• TASK OBJECTIVE:
Identify, in the records below, every line where the string "slot" appears, and copy each such line.

┌──

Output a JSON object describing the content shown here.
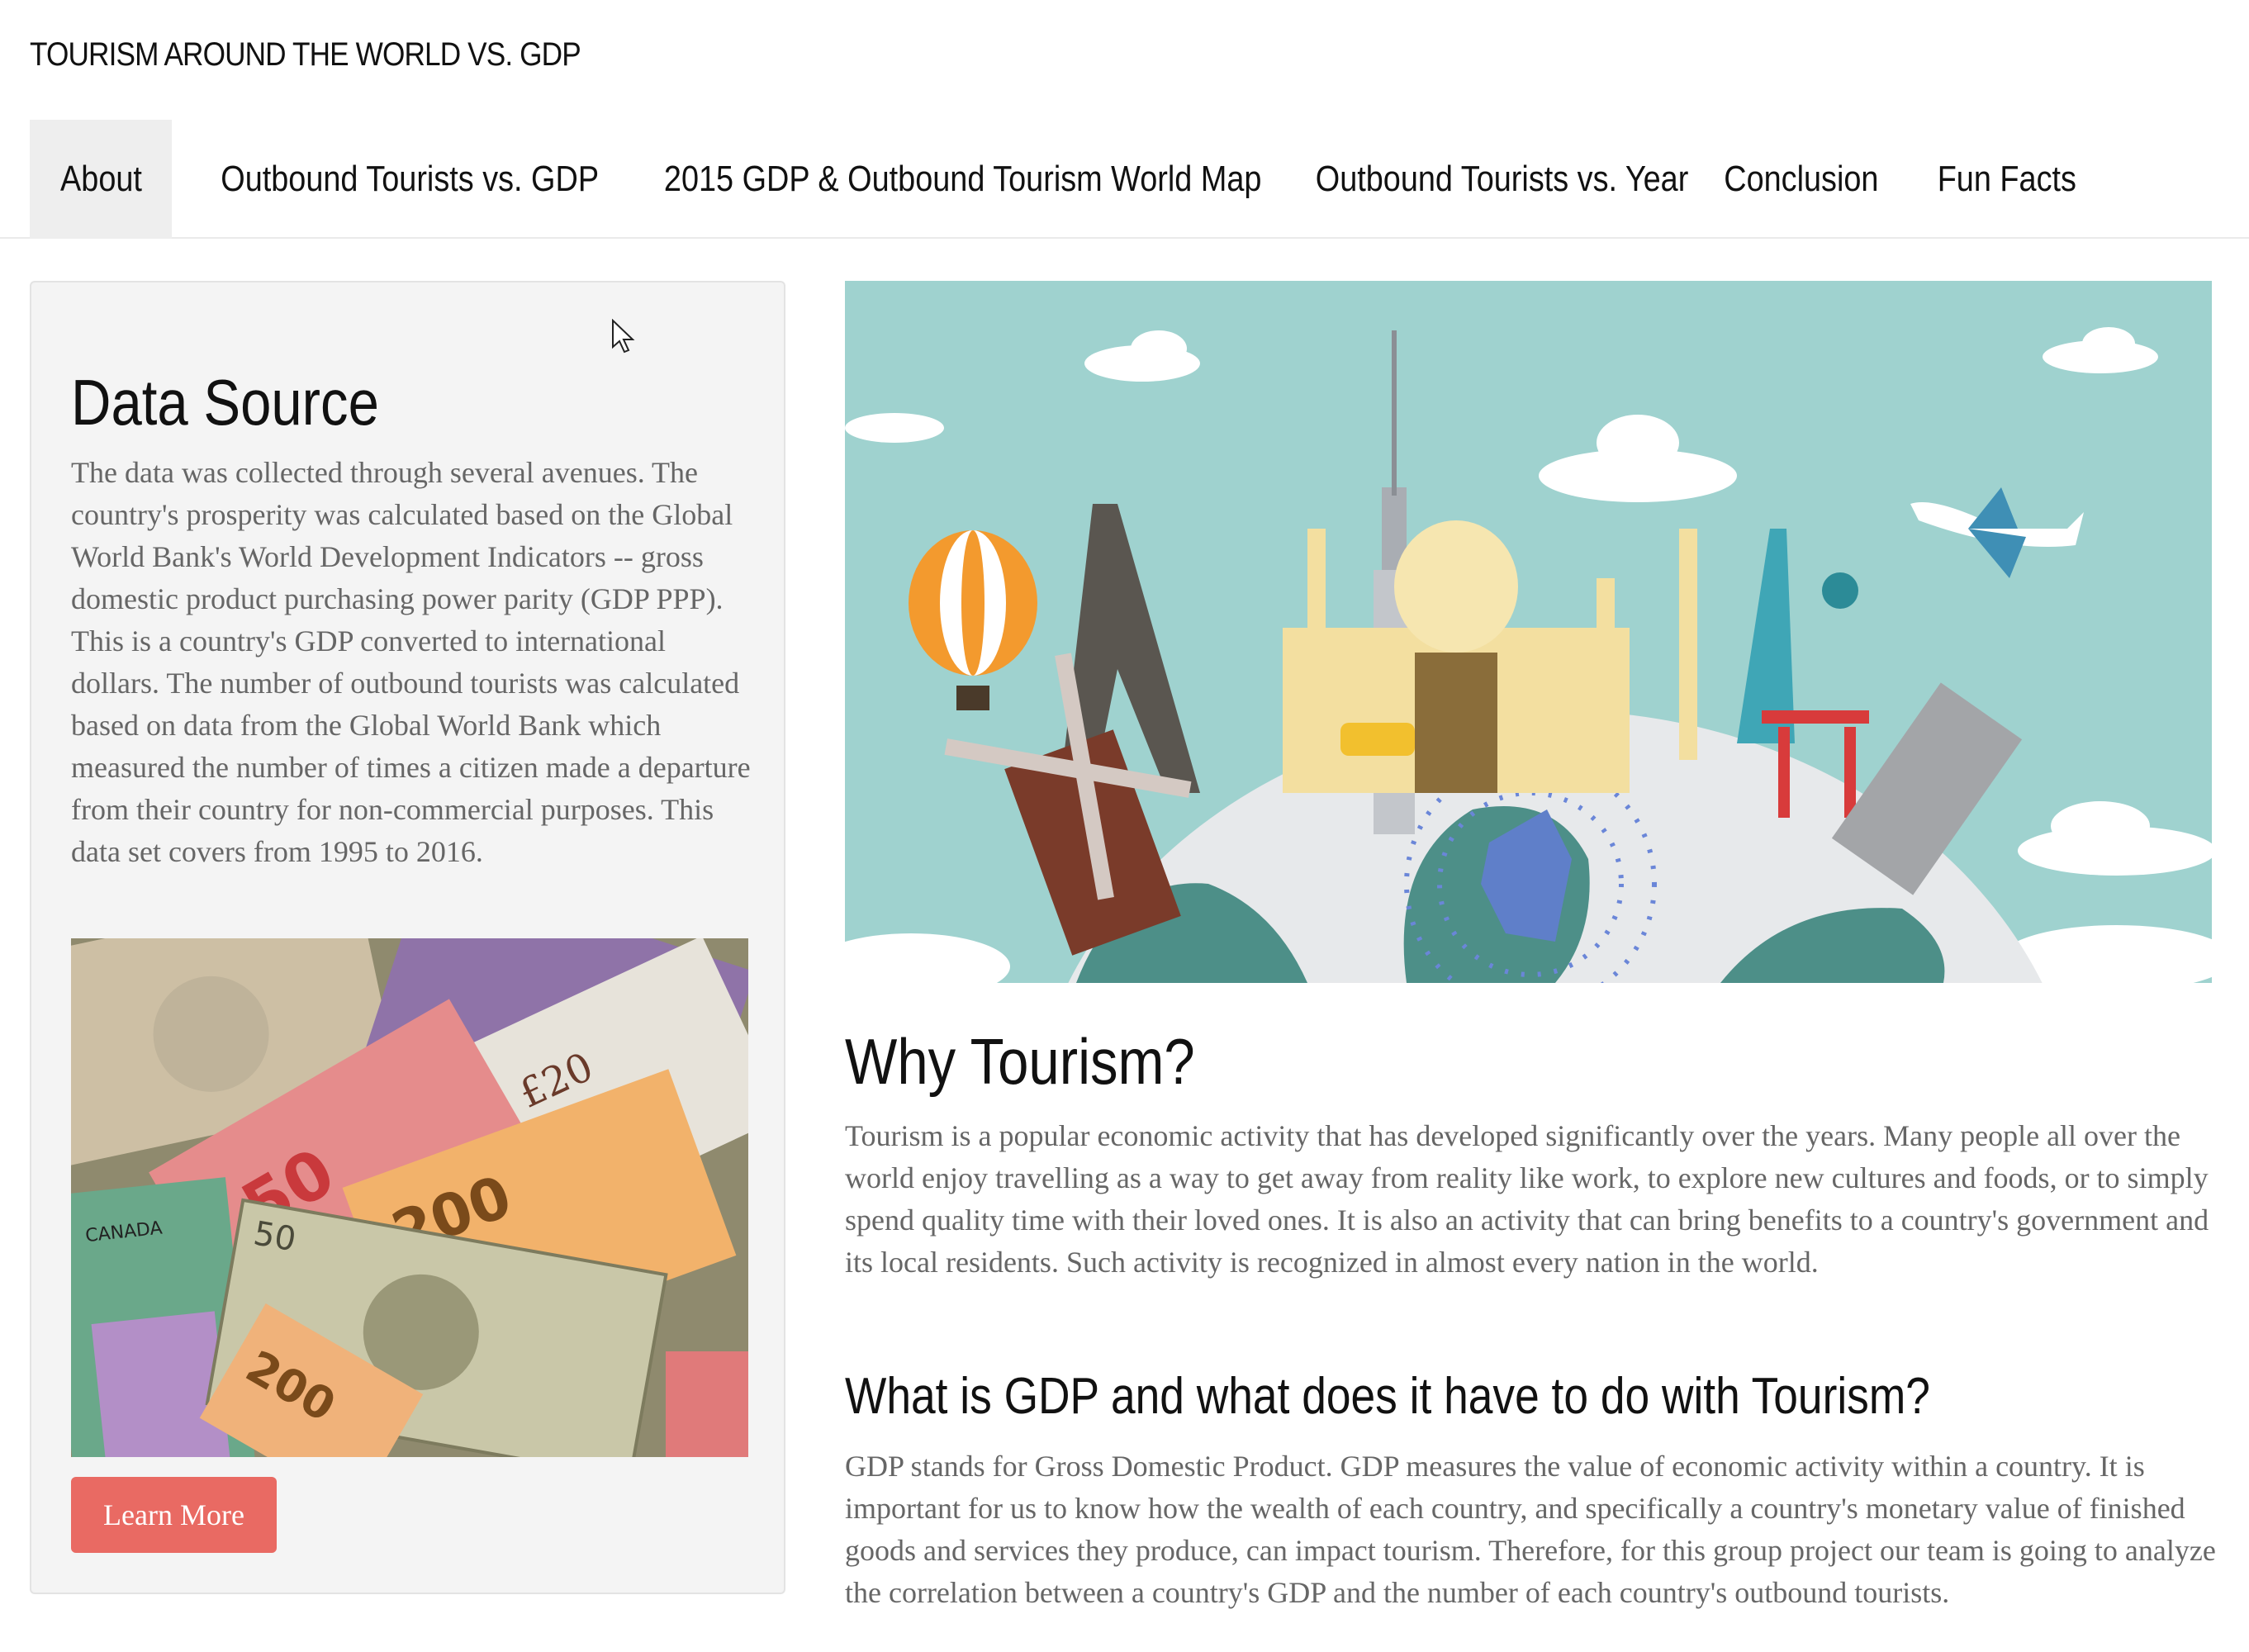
{
  "site": {
    "title": "TOURISM AROUND THE WORLD VS. GDP"
  },
  "nav": {
    "items": [
      {
        "label": "About",
        "active": true
      },
      {
        "label": "Outbound Tourists vs. GDP"
      },
      {
        "label": "2015 GDP & Outbound Tourism World Map"
      },
      {
        "label": "Outbound Tourists vs. Year"
      },
      {
        "label": "Conclusion"
      },
      {
        "label": "Fun Facts"
      }
    ]
  },
  "data_source": {
    "heading": "Data Source",
    "body": "The data was collected through several avenues. The country's prosperity was calculated based on the Global World Bank's World Development Indicators -- gross domestic product purchasing power parity (GDP PPP). This is a country's GDP converted to international dollars. The number of outbound tourists was calculated based on data from the Global World Bank which measured the number of times a citizen made a departure from their country for non-commercial purposes. This data set covers from 1995 to 2016.",
    "image_icon": "banknotes-image",
    "button_label": "Learn More"
  },
  "why_tourism": {
    "heading": "Why Tourism?",
    "body": "Tourism is a popular economic activity that has developed significantly over the years. Many people all over the world enjoy travelling as a way to get away from reality like work, to explore new cultures and foods, or to simply spend quality time with their loved ones. It is also an activity that can bring benefits to a country's government and its local residents. Such activity is recognized in almost every nation in the world."
  },
  "gdp": {
    "heading": "What is GDP and what does it have to do with Tourism?",
    "body": "GDP stands for Gross Domestic Product. GDP measures the value of economic activity within a country. It is important for us to know how the wealth of each country, and specifically a country's monetary value of finished goods and services they produce, can impact tourism. Therefore, for this group project our team is going to analyze the correlation between a country's GDP and the number of each country's outbound tourists."
  },
  "hero": {
    "image_icon": "world-landmarks-illustration"
  },
  "colors": {
    "button": "#e96a63",
    "sky": "#9fd2cf",
    "active_tab": "#eeeeee",
    "card_bg": "#f4f4f4",
    "body_text": "#666666"
  }
}
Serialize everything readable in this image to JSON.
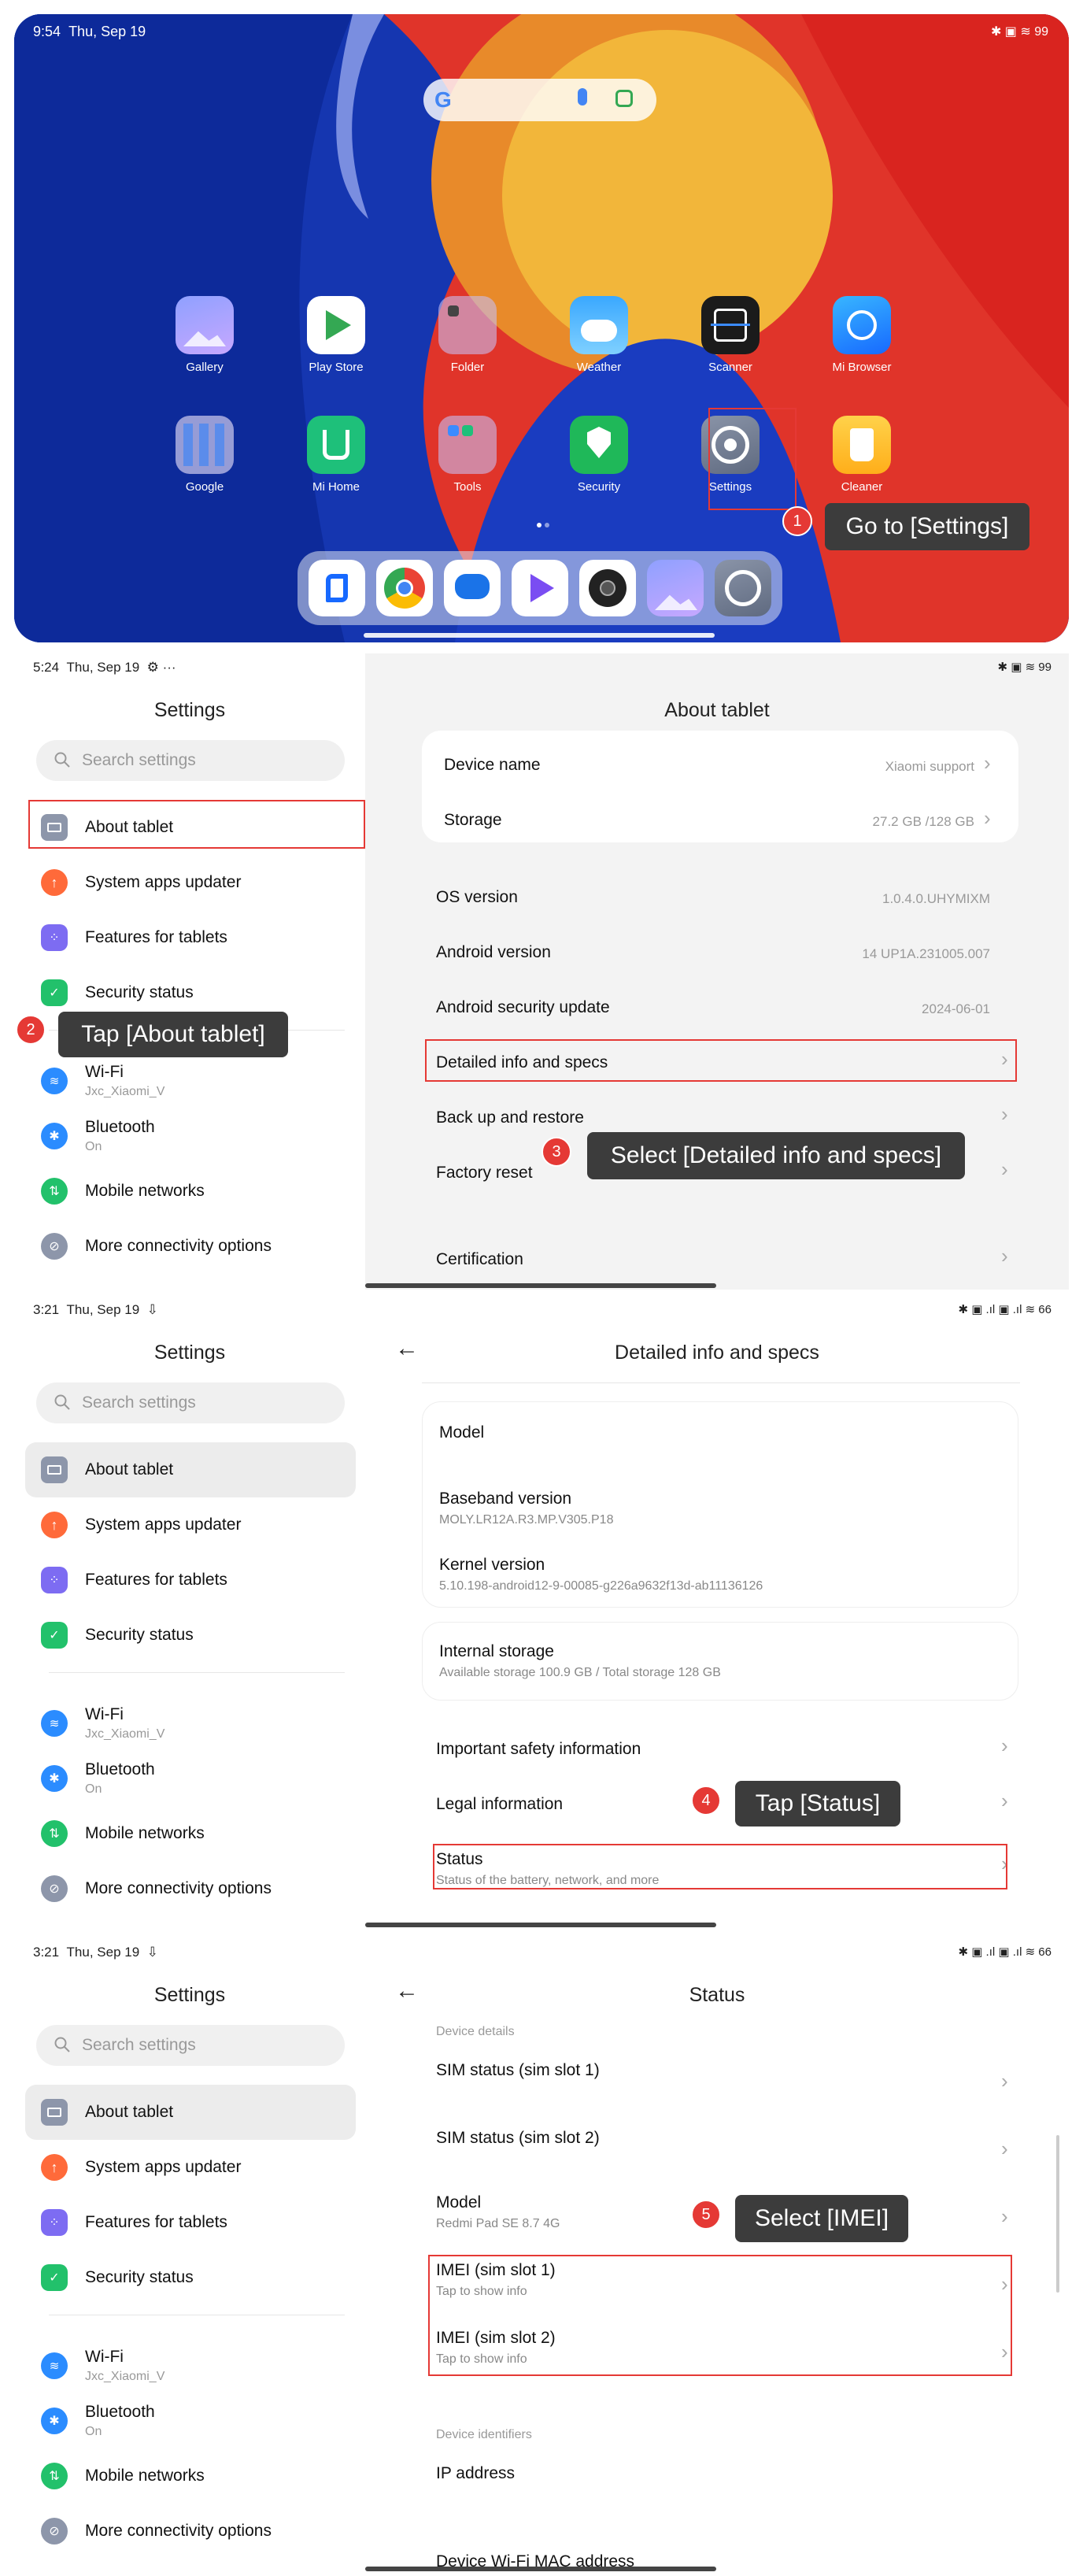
{
  "p1": {
    "time": "9:54",
    "date": "Thu, Sep 19",
    "status_icons": "✱ ▣ ≋ 99",
    "apps_row1": [
      "Gallery",
      "Play Store",
      "Folder",
      "Weather",
      "Scanner",
      "Mi Browser"
    ],
    "apps_row2": [
      "Google",
      "Mi Home",
      "Tools",
      "Security",
      "Settings",
      "Cleaner"
    ],
    "step": "1",
    "tip": "Go to [Settings]"
  },
  "nav": {
    "title": "Settings",
    "search_placeholder": "Search settings",
    "items": [
      {
        "label": "About tablet",
        "sub": ""
      },
      {
        "label": "System apps updater",
        "sub": ""
      },
      {
        "label": "Features for tablets",
        "sub": ""
      },
      {
        "label": "Security status",
        "sub": ""
      },
      {
        "label": "Wi-Fi",
        "sub": "Jxc_Xiaomi_V"
      },
      {
        "label": "Bluetooth",
        "sub": "On"
      },
      {
        "label": "Mobile networks",
        "sub": ""
      },
      {
        "label": "More connectivity options",
        "sub": ""
      }
    ]
  },
  "p2": {
    "time": "5:24",
    "date": "Thu, Sep 19",
    "extra": "⚙ ···",
    "status_icons": "✱ ▣ ≋ 99",
    "title": "About tablet",
    "device_name": "Device name",
    "device_value": "Xiaomi support",
    "storage": "Storage",
    "storage_value": "27.2 GB /128 GB",
    "os": "OS version",
    "os_value": "1.0.4.0.UHYMIXM",
    "android": "Android version",
    "android_value": "14 UP1A.231005.007",
    "security": "Android security update",
    "security_value": "2024-06-01",
    "detailed": "Detailed info and specs",
    "backup": "Back up and restore",
    "reset": "Factory reset",
    "cert": "Certification",
    "step2": "2",
    "tip2": "Tap [About tablet]",
    "step3": "3",
    "tip3": "Select [Detailed info and specs]"
  },
  "p3": {
    "time": "3:21",
    "date": "Thu, Sep 19",
    "extra": "⇩",
    "status_icons": "✱ ▣ .ıl ▣ .ıl ≋ 66",
    "title": "Detailed info and specs",
    "model": "Model",
    "baseband": "Baseband version",
    "baseband_value": "MOLY.LR12A.R3.MP.V305.P18",
    "kernel": "Kernel version",
    "kernel_value": "5.10.198-android12-9-00085-g226a9632f13d-ab11136126",
    "internal": "Internal storage",
    "internal_value": "Available storage  100.9 GB / Total storage  128 GB",
    "safety": "Important safety information",
    "legal": "Legal information",
    "status": "Status",
    "status_sub": "Status of the battery, network, and more",
    "step": "4",
    "tip": "Tap [Status]"
  },
  "p4": {
    "time": "3:21",
    "date": "Thu, Sep 19",
    "extra": "⇩",
    "status_icons": "✱ ▣ .ıl ▣ .ıl ≋ 66",
    "title": "Status",
    "device_details": "Device details",
    "sim1": "SIM status (sim slot 1)",
    "sim2": "SIM status (sim slot 2)",
    "model": "Model",
    "model_value": "Redmi Pad SE 8.7 4G",
    "imei1": "IMEI (sim slot 1)",
    "imei1_sub": "Tap to show info",
    "imei2": "IMEI (sim slot 2)",
    "imei2_sub": "Tap to show info",
    "identifiers": "Device identifiers",
    "ip": "IP address",
    "mac": "Device Wi-Fi MAC address",
    "step": "5",
    "tip": "Select [IMEI]"
  },
  "colors": {
    "accent_red": "#e53935",
    "tip_bg": "#3c3c3c"
  }
}
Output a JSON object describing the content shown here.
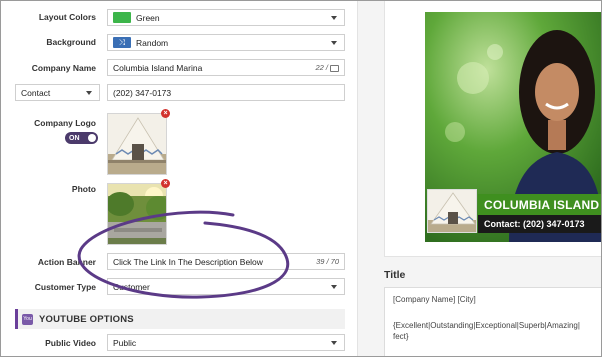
{
  "form": {
    "layout_colors": {
      "label": "Layout Colors",
      "value": "Green",
      "swatch_color": "#3cb54a"
    },
    "background": {
      "label": "Background",
      "value": "Random",
      "swatch_color": "#3a6fb5",
      "icon": "shuffle-icon"
    },
    "company_name": {
      "label": "Company Name",
      "value": "Columbia Island Marina",
      "counter": "22 /"
    },
    "contact": {
      "type_value": "Contact",
      "value": "(202) 347-0173"
    },
    "company_logo": {
      "label": "Company Logo",
      "toggle": "ON"
    },
    "photo": {
      "label": "Photo"
    },
    "action_banner": {
      "label": "Action Banner",
      "value": "Click The Link In The Description Below",
      "counter": "39 / 70"
    },
    "customer_type": {
      "label": "Customer Type",
      "value": "Customer"
    },
    "youtube_section": {
      "badge": "You",
      "title": "YOUTUBE OPTIONS"
    },
    "public_video": {
      "label": "Public Video",
      "value": "Public"
    }
  },
  "preview": {
    "company": "COLUMBIA ISLAND",
    "contact_line": "Contact: (202) 347-0173"
  },
  "title_section": {
    "heading": "Title",
    "lines": [
      "[Company Name] [City]",
      "{Excellent|Outstanding|Exceptional|Superb|Amazing|",
      "fect}"
    ]
  },
  "colors": {
    "accent_purple": "#6a3f9a",
    "annotation_circle": "#5b3a87",
    "banner_green": "#3f8f1f"
  }
}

└──

• OUTPUT OF THE TASK:
    "sim1": "SIM status (sim slot 1)",
    "sim2": "SIM status (sim slot 2)",
    "imei1": "IMEI (sim slot 1)",
    "imei2": "IMEI (sim slot 2)",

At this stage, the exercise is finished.